== AIM ==
Give the number of lines containing the word "city", and nothing else.

(Data entries for graphics)
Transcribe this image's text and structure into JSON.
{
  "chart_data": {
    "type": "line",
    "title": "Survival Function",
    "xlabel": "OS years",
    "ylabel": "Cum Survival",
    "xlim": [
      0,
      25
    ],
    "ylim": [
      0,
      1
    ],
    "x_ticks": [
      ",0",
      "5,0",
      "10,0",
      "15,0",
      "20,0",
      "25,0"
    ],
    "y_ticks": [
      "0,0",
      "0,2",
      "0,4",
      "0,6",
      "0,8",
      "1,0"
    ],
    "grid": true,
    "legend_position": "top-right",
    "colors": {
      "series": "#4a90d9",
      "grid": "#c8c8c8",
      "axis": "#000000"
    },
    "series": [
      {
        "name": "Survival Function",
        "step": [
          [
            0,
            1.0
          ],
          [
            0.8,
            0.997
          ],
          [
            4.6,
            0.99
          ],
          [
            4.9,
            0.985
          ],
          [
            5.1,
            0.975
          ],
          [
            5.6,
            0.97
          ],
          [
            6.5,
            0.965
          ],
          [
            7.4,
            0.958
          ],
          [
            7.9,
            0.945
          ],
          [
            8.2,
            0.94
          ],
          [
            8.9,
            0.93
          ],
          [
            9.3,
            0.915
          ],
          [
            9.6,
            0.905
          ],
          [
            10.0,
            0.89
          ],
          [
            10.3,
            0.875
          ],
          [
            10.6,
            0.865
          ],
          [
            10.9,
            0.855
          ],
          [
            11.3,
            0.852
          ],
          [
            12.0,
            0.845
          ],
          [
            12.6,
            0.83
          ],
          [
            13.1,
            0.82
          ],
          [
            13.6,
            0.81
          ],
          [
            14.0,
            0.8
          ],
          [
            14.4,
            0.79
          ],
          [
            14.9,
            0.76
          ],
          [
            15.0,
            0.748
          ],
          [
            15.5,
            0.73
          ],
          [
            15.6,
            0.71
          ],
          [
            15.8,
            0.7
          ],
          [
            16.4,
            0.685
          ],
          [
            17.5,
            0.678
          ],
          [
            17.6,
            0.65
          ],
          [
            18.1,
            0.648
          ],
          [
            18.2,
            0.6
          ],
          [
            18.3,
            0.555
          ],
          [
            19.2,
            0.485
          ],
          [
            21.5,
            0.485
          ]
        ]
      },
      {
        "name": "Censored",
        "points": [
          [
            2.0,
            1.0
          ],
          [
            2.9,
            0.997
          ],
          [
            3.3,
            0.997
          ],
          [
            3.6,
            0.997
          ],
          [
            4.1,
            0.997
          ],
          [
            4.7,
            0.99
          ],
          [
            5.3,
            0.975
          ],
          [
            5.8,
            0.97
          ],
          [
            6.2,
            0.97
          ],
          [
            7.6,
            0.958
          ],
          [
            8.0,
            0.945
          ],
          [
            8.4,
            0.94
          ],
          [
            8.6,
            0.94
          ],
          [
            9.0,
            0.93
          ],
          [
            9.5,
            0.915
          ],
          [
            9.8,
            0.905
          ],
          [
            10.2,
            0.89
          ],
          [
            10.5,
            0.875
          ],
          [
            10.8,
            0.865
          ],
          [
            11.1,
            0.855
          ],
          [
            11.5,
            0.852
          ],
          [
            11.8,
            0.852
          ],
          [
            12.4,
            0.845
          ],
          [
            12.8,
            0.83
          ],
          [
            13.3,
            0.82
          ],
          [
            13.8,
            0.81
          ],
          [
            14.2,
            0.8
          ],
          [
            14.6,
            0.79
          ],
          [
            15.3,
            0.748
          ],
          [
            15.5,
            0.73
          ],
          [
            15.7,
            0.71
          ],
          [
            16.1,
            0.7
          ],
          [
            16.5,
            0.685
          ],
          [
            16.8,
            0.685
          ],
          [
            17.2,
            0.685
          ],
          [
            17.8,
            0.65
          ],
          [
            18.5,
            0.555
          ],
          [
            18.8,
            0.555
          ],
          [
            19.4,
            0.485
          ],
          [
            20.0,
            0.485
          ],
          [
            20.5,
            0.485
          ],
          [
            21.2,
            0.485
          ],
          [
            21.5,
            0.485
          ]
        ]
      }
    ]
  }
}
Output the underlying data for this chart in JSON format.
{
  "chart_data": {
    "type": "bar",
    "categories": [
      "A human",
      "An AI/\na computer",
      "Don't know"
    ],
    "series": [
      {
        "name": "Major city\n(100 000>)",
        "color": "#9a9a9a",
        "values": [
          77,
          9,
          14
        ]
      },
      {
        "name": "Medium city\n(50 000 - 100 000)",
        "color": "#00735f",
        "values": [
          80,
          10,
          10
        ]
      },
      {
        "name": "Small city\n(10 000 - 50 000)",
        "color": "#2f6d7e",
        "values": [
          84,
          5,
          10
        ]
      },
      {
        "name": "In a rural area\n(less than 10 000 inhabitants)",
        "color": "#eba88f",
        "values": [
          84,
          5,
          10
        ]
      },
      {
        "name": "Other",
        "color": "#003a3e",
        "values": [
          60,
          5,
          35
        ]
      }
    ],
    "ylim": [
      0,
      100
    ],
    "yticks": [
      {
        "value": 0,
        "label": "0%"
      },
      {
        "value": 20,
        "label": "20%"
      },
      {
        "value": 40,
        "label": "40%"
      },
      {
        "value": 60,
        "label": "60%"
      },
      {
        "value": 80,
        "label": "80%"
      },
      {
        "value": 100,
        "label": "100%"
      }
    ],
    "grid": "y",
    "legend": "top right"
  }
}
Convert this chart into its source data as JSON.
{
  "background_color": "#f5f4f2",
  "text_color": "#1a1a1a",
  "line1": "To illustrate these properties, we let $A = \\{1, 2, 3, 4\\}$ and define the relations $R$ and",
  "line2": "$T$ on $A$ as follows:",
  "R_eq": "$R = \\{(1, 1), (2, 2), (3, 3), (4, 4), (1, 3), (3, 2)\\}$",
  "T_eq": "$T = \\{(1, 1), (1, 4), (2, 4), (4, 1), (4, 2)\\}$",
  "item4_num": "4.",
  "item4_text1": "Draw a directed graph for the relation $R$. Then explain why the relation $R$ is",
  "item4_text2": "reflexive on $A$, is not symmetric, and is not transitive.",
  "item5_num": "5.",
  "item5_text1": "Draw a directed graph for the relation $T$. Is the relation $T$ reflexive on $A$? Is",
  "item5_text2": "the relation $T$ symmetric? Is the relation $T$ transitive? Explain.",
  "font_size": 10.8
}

== COMPLETED TASK ==
3